+++ Record excerpts

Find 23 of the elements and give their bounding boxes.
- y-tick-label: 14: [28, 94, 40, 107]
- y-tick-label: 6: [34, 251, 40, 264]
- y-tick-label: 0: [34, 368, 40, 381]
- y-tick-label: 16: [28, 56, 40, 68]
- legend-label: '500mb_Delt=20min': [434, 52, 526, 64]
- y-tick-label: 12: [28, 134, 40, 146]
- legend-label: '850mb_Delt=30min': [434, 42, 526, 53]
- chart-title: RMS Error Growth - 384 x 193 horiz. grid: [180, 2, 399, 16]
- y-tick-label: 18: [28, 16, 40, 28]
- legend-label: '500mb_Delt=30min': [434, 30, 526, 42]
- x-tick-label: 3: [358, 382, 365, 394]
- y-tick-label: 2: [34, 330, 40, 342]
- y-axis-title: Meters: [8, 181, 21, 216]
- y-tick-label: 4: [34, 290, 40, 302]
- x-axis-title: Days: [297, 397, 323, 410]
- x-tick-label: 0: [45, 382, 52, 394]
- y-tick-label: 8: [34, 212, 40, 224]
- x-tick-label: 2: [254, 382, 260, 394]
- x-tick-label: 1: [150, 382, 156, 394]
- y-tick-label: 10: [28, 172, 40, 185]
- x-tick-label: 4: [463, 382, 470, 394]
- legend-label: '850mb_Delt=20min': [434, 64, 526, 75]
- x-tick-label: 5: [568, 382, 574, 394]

++++++

» Instructions to follow:
Format every line of the records above as a numbered list, omitting any blank lines.

» Task output:
1. Find 23 of the elements and give their bounding boxes.
2. - y-tick-label: 14: [28, 94, 40, 107]
3. - y-tick-label: 6: [34, 251, 40, 264]
4. - y-tick-label: 0: [34, 368, 40, 381]
5. - y-tick-label: 16: [28, 56, 40, 68]
6. - legend-label: '500mb_Delt=20min': [434, 52, 526, 64]
7. - y-tick-label: 12: [28, 134, 40, 146]
8. - legend-label: '850mb_Delt=30min': [434, 42, 526, 53]
9. - chart-title: RMS Error Growth - 384 x 193 horiz. grid: [180, 2, 399, 16]
10. - y-tick-label: 18: [28, 16, 40, 28]
11. - legend-label: '500mb_Delt=30min': [434, 30, 526, 42]
12. - x-tick-label: 3: [358, 382, 365, 394]
13. - y-tick-label: 2: [34, 330, 40, 342]
14. - y-axis-title: Meters: [8, 181, 21, 216]
15. - y-tick-label: 4: [34, 290, 40, 302]
16. - x-axis-title: Days: [297, 397, 323, 410]
17. - x-tick-label: 0: [45, 382, 52, 394]
18. - y-tick-label: 8: [34, 212, 40, 224]
19. - x-tick-label: 2: [254, 382, 260, 394]
20. - x-tick-label: 1: [150, 382, 156, 394]
21. - y-tick-label: 10: [28, 172, 40, 185]
22. - x-tick-label: 4: [463, 382, 470, 394]
23. - legend-label: '850mb_Delt=20min': [434, 64, 526, 75]
24. - x-tick-label: 5: [568, 382, 574, 394]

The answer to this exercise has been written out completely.